[Items from a dataset]
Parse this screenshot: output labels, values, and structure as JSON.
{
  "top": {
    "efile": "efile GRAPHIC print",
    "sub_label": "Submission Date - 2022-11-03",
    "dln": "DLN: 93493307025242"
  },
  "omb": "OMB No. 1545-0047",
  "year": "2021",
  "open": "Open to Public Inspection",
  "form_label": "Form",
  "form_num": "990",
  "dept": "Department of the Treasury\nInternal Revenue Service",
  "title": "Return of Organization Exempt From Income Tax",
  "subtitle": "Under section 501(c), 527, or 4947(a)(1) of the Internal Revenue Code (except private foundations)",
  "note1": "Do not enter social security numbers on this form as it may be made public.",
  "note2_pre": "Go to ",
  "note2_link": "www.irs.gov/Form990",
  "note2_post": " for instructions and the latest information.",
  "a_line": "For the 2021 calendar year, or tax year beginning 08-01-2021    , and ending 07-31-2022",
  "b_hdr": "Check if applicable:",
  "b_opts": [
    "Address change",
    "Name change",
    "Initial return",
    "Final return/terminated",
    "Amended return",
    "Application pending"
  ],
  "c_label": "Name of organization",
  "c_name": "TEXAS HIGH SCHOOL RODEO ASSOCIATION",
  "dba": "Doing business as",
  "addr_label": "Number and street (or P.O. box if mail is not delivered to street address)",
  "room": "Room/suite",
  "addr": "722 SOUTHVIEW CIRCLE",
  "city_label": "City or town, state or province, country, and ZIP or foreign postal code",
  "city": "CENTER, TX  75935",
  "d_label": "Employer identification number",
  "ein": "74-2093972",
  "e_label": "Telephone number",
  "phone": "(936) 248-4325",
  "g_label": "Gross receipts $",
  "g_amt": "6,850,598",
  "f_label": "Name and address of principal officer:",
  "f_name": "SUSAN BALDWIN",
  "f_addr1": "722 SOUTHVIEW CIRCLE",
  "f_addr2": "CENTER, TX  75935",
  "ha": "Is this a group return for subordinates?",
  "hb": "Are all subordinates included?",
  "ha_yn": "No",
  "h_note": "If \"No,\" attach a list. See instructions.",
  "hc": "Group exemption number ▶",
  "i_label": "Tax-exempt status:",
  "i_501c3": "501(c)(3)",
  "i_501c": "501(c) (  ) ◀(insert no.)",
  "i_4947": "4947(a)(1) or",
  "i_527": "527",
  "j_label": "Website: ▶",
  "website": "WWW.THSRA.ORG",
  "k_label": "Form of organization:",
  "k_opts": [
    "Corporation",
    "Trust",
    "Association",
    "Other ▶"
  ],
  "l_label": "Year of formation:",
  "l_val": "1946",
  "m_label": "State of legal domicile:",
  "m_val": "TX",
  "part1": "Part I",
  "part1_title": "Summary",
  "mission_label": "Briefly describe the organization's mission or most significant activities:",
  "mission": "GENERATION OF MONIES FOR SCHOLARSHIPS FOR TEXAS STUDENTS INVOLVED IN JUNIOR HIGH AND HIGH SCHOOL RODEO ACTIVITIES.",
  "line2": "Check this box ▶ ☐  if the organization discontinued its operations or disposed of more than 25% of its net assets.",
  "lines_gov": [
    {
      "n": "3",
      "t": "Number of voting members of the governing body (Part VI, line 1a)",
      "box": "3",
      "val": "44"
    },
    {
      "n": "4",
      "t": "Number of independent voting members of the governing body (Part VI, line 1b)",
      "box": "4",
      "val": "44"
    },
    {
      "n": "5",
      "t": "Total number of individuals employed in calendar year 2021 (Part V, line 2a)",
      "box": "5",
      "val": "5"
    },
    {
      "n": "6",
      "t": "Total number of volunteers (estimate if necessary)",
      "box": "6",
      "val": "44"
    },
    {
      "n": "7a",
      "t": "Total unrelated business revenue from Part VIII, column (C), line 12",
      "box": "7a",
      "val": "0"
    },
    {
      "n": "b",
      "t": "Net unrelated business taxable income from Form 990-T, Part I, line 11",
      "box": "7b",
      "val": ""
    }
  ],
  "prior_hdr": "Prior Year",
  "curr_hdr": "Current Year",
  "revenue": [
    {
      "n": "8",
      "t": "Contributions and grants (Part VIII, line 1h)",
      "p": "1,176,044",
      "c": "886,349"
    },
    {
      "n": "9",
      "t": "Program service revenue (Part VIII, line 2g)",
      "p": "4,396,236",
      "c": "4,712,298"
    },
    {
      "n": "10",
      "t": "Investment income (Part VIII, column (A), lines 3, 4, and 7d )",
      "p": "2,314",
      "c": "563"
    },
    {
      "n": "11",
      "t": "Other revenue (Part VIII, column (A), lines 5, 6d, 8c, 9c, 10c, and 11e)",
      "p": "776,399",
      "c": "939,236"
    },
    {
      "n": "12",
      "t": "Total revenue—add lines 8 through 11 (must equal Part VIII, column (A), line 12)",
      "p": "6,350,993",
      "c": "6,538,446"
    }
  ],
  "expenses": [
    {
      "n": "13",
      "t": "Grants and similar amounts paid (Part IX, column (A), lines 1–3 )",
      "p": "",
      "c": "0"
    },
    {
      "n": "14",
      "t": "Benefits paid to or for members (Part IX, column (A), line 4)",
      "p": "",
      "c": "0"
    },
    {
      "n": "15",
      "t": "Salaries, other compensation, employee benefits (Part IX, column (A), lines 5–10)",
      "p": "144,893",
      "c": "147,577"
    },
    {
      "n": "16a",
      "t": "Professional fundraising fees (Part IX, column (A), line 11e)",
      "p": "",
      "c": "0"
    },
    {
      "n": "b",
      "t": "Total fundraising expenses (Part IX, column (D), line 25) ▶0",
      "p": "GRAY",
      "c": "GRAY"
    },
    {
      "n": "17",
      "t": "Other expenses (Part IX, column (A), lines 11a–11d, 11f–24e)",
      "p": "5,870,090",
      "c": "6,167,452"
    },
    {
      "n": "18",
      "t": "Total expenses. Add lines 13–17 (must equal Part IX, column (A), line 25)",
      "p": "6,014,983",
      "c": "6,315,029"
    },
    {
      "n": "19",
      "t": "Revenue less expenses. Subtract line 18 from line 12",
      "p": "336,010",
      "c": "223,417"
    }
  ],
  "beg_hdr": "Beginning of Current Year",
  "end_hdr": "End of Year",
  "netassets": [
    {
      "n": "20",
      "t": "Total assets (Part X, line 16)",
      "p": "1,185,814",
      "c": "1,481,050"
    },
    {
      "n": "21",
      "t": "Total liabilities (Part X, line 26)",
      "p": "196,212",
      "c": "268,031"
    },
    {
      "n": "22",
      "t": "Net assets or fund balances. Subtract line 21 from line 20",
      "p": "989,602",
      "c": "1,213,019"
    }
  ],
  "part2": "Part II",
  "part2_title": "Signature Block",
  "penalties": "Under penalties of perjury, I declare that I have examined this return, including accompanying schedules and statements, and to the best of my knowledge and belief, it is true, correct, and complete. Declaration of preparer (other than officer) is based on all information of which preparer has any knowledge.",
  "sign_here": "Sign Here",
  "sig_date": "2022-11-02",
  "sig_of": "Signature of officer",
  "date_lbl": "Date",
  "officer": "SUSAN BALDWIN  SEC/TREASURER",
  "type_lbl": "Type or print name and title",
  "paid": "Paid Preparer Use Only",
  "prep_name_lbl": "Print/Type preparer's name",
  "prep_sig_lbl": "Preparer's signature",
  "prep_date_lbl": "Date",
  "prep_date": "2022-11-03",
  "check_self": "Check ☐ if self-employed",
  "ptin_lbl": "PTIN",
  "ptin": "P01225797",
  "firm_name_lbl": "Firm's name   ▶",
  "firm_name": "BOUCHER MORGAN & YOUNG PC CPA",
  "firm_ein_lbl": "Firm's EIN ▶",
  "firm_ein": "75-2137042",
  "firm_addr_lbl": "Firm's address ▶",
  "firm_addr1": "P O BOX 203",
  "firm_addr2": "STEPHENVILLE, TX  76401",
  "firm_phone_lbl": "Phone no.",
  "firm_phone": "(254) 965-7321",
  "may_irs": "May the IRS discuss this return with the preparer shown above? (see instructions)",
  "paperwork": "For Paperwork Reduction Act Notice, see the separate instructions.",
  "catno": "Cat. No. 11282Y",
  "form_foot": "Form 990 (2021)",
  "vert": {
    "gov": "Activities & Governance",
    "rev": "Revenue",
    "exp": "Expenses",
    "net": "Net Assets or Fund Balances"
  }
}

EXERCISE REQUIREMENTS: Go over the records above and tally the lines with the word "equal" in them. Give the number alone.

SOLUTION FOR THIS PROBLEM: 2